Data records:
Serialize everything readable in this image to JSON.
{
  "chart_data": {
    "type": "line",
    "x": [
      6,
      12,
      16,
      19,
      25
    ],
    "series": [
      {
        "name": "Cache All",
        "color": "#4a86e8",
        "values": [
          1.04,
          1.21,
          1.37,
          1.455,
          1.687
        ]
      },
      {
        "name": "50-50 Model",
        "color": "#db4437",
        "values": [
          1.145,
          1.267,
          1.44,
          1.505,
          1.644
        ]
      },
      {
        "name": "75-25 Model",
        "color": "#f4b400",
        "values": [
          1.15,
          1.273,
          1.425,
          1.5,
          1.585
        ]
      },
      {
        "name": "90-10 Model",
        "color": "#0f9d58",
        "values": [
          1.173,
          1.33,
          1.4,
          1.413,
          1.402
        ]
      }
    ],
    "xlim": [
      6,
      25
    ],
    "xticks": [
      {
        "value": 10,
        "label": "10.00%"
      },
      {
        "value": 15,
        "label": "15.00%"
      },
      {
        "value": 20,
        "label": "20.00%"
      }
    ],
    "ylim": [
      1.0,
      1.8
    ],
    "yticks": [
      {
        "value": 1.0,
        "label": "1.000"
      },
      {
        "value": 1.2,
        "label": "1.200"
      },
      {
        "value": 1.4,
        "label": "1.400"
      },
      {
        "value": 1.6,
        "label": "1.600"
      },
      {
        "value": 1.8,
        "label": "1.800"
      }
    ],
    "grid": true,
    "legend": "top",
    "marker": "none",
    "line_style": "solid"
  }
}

What you have to do → State how many lines of the listing above hold the word "name", with nothing but the number.

Full output → 4